Select lines where the word "minutes" appears.

§ **Data lines**
---+---
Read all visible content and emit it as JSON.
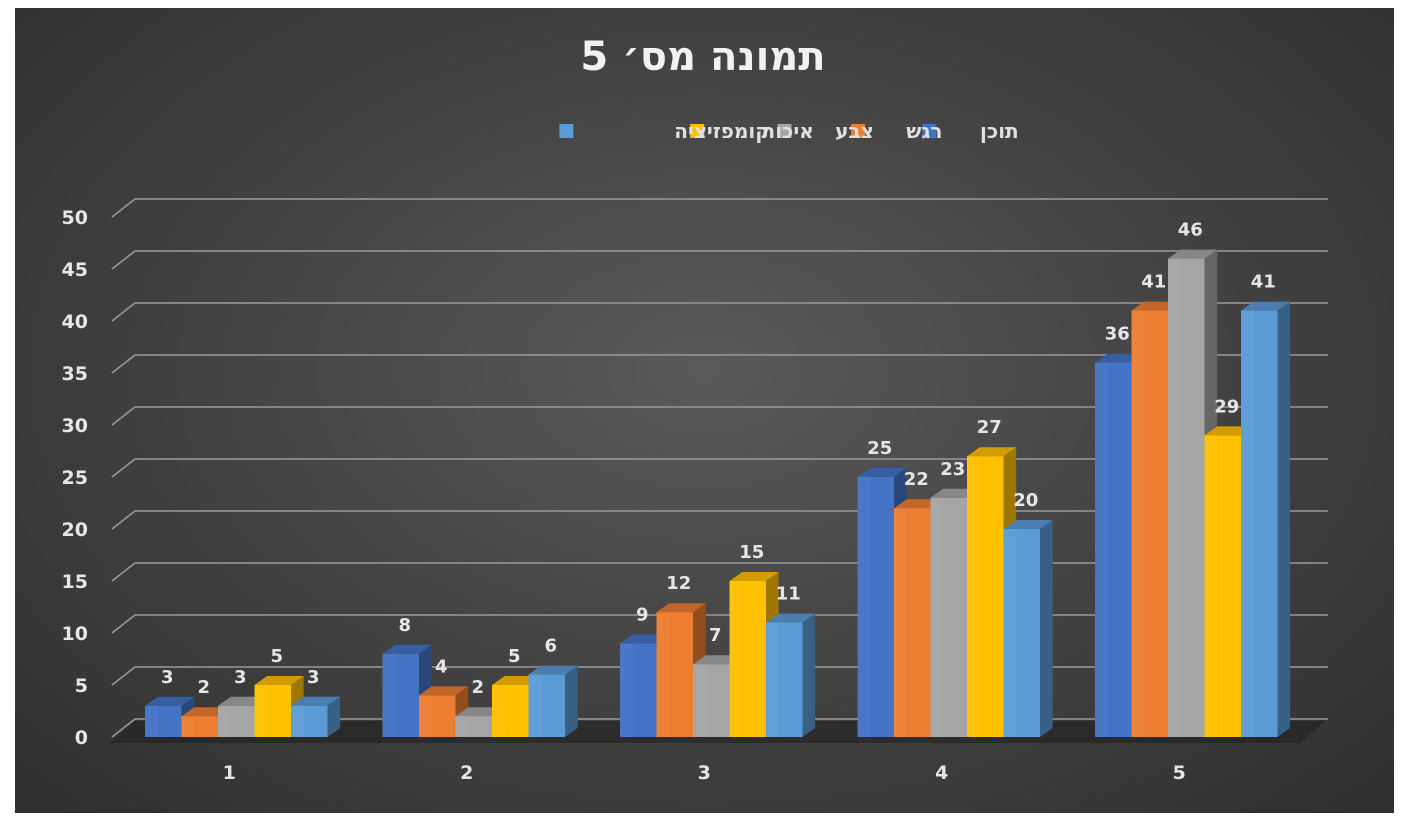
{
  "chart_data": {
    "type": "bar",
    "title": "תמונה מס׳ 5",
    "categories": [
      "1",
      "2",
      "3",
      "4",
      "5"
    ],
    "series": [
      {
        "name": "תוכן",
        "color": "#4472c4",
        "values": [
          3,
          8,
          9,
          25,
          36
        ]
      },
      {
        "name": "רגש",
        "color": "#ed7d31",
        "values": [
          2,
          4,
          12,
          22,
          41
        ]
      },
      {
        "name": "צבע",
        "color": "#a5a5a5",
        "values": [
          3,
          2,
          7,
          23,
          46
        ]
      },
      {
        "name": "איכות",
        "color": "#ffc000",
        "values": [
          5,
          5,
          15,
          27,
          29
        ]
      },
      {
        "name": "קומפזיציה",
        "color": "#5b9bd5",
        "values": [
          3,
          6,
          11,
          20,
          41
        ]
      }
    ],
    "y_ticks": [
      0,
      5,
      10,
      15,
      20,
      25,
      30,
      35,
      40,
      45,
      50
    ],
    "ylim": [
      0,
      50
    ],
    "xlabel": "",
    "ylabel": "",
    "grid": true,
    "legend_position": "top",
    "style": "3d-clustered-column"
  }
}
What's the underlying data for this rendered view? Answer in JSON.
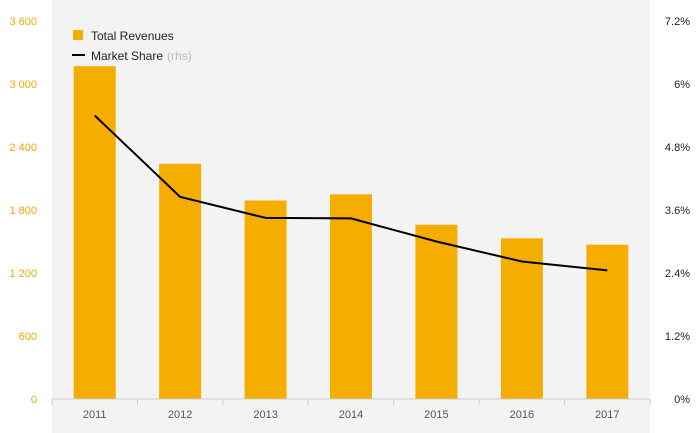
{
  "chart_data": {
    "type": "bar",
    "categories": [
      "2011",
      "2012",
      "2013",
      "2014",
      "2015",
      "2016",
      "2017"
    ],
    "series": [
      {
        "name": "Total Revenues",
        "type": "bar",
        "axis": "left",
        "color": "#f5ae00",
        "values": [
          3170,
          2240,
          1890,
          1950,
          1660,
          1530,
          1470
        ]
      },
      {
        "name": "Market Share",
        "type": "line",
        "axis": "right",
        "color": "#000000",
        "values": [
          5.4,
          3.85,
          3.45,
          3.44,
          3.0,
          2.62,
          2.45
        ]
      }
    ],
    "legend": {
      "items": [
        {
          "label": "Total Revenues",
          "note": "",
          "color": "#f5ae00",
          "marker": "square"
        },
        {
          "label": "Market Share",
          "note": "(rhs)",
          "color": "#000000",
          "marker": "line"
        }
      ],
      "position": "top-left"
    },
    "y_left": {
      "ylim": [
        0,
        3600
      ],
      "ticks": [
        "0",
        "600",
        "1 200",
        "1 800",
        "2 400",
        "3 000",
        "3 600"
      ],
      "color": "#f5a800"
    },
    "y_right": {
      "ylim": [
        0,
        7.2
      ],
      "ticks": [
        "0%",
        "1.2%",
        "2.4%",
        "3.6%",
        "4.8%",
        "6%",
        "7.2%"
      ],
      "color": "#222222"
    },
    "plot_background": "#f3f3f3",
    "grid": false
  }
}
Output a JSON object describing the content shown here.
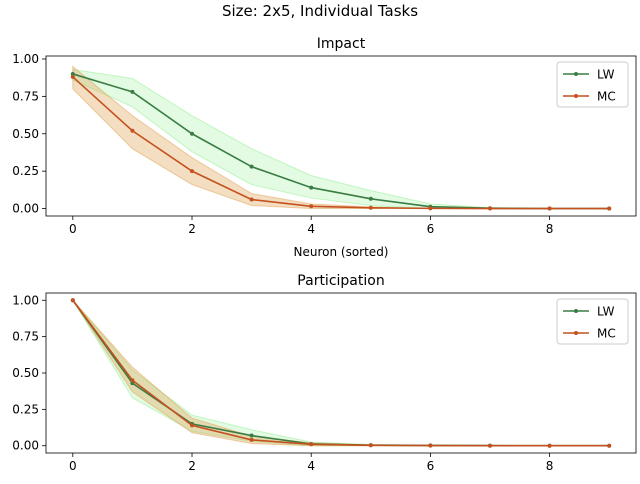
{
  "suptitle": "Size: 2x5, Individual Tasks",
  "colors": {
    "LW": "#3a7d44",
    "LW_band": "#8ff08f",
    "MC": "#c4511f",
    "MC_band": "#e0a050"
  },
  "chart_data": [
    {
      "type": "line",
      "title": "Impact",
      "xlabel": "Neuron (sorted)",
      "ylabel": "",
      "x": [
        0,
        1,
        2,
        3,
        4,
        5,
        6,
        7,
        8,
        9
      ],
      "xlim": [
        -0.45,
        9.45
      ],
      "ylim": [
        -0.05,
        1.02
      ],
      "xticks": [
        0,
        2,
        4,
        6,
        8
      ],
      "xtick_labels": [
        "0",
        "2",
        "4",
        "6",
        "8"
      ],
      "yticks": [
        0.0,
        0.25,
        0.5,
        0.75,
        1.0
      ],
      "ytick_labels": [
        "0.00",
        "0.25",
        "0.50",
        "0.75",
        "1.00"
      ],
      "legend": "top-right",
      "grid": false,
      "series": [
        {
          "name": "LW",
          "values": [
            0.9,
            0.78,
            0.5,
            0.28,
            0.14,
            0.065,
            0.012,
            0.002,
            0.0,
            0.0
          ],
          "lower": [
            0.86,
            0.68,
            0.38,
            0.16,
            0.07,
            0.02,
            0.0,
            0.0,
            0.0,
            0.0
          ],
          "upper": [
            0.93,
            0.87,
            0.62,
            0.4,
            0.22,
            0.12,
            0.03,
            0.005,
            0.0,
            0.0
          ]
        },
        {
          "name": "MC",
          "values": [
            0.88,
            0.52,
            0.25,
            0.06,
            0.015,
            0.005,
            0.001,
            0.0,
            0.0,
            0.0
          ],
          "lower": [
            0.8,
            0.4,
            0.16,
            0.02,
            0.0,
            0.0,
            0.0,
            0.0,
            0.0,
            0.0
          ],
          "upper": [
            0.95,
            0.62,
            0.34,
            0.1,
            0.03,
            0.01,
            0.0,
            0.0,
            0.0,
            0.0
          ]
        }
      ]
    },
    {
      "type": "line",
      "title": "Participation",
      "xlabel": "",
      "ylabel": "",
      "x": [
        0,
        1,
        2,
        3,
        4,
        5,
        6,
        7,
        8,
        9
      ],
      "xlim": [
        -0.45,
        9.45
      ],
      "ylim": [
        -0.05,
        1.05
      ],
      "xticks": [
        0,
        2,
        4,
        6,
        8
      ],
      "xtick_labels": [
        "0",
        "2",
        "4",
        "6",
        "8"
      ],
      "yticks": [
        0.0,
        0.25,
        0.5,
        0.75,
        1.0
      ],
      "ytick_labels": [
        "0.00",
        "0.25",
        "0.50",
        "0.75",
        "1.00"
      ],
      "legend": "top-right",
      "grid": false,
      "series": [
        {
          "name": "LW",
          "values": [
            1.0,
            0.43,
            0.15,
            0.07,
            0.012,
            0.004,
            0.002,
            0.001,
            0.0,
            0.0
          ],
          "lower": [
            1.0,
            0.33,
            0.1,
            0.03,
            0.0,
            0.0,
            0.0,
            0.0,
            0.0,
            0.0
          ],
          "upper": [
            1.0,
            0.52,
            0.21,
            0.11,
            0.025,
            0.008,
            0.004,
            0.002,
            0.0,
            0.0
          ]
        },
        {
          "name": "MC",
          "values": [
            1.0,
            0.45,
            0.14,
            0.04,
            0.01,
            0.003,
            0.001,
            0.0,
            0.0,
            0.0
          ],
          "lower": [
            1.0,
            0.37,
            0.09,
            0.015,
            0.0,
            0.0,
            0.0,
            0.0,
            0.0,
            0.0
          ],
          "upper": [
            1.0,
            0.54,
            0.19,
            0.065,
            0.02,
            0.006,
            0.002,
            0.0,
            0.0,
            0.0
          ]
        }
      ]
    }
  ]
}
---+---
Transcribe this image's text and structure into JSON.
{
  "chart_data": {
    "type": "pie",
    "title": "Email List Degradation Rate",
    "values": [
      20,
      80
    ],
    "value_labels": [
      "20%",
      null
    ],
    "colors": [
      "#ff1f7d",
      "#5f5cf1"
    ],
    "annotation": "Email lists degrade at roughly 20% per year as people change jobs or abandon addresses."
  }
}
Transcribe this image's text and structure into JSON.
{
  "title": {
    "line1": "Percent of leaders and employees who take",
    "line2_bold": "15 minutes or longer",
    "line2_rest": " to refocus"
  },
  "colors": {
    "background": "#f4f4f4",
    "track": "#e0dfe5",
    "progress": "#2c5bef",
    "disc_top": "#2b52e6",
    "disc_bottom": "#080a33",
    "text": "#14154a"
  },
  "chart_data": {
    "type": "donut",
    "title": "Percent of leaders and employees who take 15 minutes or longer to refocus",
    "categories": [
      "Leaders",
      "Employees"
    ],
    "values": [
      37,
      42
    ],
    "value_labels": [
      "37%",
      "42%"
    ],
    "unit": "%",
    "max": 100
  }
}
---+---
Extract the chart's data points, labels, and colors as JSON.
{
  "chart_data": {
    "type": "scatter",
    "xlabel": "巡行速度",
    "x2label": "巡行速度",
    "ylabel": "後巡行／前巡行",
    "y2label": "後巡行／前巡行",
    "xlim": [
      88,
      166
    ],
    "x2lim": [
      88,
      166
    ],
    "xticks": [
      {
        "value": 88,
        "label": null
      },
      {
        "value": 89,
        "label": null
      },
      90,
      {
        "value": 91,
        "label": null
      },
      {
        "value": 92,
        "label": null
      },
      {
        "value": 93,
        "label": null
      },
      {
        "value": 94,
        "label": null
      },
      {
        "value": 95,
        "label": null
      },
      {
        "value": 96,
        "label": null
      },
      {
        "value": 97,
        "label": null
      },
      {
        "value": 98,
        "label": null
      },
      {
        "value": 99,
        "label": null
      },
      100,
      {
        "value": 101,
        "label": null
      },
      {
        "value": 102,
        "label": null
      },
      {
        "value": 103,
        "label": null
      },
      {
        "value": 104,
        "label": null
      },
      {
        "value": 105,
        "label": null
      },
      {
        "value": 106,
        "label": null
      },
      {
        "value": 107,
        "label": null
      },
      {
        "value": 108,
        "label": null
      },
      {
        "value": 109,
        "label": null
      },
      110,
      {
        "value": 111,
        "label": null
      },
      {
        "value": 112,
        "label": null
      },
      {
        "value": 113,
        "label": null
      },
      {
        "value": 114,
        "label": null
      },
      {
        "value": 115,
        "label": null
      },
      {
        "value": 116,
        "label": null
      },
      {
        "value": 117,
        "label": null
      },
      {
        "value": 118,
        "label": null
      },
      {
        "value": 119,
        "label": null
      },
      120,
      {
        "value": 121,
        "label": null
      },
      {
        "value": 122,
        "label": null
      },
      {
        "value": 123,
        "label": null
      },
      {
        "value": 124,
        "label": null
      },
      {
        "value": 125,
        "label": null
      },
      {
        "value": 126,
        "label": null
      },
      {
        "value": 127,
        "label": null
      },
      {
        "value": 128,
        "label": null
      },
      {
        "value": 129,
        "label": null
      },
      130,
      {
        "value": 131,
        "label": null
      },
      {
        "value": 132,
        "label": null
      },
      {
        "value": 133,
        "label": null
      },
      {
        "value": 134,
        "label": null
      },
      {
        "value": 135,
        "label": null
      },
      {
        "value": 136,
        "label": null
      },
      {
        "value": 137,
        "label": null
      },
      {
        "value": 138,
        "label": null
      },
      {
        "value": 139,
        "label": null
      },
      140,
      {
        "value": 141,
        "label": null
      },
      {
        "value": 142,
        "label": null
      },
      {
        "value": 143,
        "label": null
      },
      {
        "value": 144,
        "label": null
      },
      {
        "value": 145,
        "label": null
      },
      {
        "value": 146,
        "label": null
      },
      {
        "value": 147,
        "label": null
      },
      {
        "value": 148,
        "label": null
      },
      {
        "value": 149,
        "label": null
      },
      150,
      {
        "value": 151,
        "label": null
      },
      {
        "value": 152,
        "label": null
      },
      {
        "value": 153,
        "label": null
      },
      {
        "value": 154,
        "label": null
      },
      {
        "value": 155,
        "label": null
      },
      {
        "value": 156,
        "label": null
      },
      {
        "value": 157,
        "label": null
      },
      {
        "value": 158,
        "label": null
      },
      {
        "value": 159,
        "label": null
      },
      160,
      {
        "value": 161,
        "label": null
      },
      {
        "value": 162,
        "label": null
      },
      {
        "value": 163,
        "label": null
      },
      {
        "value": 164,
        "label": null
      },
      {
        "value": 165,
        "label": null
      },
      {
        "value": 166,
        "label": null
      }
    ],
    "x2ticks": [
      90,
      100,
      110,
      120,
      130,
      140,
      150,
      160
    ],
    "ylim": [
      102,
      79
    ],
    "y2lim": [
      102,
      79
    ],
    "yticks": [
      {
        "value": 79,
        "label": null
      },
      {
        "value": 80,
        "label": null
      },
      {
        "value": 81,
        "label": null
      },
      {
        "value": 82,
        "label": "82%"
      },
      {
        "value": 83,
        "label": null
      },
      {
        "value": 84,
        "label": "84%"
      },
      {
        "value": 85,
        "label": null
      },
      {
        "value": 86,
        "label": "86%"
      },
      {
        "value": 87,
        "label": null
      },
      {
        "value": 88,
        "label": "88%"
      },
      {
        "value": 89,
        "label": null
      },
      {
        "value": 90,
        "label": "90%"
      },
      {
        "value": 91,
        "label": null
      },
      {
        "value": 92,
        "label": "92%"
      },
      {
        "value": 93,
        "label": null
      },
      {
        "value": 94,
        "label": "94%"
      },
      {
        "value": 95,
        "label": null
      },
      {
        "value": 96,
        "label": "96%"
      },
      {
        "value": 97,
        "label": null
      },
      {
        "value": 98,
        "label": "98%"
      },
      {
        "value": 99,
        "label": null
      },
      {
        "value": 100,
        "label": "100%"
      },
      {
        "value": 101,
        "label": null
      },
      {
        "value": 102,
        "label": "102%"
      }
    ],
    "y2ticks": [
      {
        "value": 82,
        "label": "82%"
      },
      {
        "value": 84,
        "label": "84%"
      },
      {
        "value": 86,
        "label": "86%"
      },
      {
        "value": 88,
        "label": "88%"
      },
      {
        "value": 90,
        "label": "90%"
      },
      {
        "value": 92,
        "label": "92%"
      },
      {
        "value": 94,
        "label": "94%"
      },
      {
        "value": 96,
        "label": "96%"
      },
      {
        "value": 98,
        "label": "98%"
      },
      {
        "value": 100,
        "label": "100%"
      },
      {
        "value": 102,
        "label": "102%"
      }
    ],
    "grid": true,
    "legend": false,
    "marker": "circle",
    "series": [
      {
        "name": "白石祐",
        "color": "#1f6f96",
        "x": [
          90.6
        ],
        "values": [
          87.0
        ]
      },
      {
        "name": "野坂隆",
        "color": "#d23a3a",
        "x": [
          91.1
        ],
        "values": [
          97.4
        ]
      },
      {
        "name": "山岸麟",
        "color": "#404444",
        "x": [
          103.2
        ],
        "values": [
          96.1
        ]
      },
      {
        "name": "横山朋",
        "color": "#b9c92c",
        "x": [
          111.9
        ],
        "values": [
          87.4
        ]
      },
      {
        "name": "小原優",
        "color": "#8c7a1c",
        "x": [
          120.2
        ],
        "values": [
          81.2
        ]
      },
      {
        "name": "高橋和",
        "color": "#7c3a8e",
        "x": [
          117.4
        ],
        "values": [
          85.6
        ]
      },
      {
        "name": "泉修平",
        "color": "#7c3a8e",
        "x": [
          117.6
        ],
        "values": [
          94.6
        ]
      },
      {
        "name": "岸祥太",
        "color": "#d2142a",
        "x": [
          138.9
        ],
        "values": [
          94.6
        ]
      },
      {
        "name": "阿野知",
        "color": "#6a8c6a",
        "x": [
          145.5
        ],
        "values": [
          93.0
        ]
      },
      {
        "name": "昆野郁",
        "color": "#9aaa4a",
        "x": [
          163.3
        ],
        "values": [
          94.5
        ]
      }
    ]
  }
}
---+---
§ **Answer to the exercise**
    "line2_bold": "15 minutes or longer",
    "title": "Percent of leaders and employees who take 15 minutes or longer to refocus",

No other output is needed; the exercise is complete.